GIVEN EXERCISE: Return the entries below in their exact form, leaving the pictures out.

==============================

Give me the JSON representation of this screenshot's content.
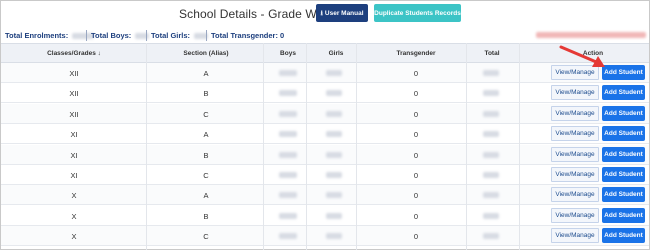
{
  "header": {
    "title": "School Details - Grade Wise",
    "user_manual_label": "User Manual",
    "duplicate_label": "Duplicate Students Records"
  },
  "summary": {
    "total_enrolments_label": "Total Enrolments:",
    "total_boys_label": "Total Boys:",
    "total_girls_label": "Total Girls:",
    "total_transgender_label": "Total Transgender: 0"
  },
  "table": {
    "columns": [
      "Classes/Grades",
      "Section (Alias)",
      "Boys",
      "Girls",
      "Transgender",
      "Total",
      "Action"
    ],
    "sort_icon": "↓",
    "view_label": "View/Manage",
    "add_label": "Add Student",
    "rows": [
      {
        "grade": "XII",
        "section": "A",
        "transgender": "0"
      },
      {
        "grade": "XII",
        "section": "B",
        "transgender": "0"
      },
      {
        "grade": "XII",
        "section": "C",
        "transgender": "0"
      },
      {
        "grade": "XI",
        "section": "A",
        "transgender": "0"
      },
      {
        "grade": "XI",
        "section": "B",
        "transgender": "0"
      },
      {
        "grade": "XI",
        "section": "C",
        "transgender": "0"
      },
      {
        "grade": "X",
        "section": "A",
        "transgender": "0"
      },
      {
        "grade": "X",
        "section": "B",
        "transgender": "0"
      },
      {
        "grade": "X",
        "section": "C",
        "transgender": "0"
      }
    ]
  },
  "colors": {
    "accent_navy": "#1d3f7e",
    "accent_teal": "#3cc4c6",
    "add_button_blue": "#1a73e8",
    "annotation_arrow": "#e53935"
  },
  "icons": {
    "download": "download-icon",
    "sort": "sort-down-icon",
    "annotation": "annotation-arrow-icon"
  }
}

==============================

COMPLETE ANSWER:
Give me the JSON representation of this screenshot's content.
{
  "header": {
    "title": "School Details - Grade Wise",
    "user_manual_label": "User Manual",
    "duplicate_label": "Duplicate Students Records"
  },
  "summary": {
    "total_enrolments_label": "Total Enrolments:",
    "total_boys_label": "Total Boys:",
    "total_girls_label": "Total Girls:",
    "total_transgender_label": "Total Transgender: 0"
  },
  "table": {
    "columns": [
      "Classes/Grades",
      "Section (Alias)",
      "Boys",
      "Girls",
      "Transgender",
      "Total",
      "Action"
    ],
    "sort_icon": "↓",
    "view_label": "View/Manage",
    "add_label": "Add Student",
    "rows": [
      {
        "grade": "XII",
        "section": "A",
        "transgender": "0"
      },
      {
        "grade": "XII",
        "section": "B",
        "transgender": "0"
      },
      {
        "grade": "XII",
        "section": "C",
        "transgender": "0"
      },
      {
        "grade": "XI",
        "section": "A",
        "transgender": "0"
      },
      {
        "grade": "XI",
        "section": "B",
        "transgender": "0"
      },
      {
        "grade": "XI",
        "section": "C",
        "transgender": "0"
      },
      {
        "grade": "X",
        "section": "A",
        "transgender": "0"
      },
      {
        "grade": "X",
        "section": "B",
        "transgender": "0"
      },
      {
        "grade": "X",
        "section": "C",
        "transgender": "0"
      }
    ]
  },
  "colors": {
    "accent_navy": "#1d3f7e",
    "accent_teal": "#3cc4c6",
    "add_button_blue": "#1a73e8",
    "annotation_arrow": "#e53935"
  },
  "icons": {
    "download": "download-icon",
    "sort": "sort-down-icon",
    "annotation": "annotation-arrow-icon"
  }
}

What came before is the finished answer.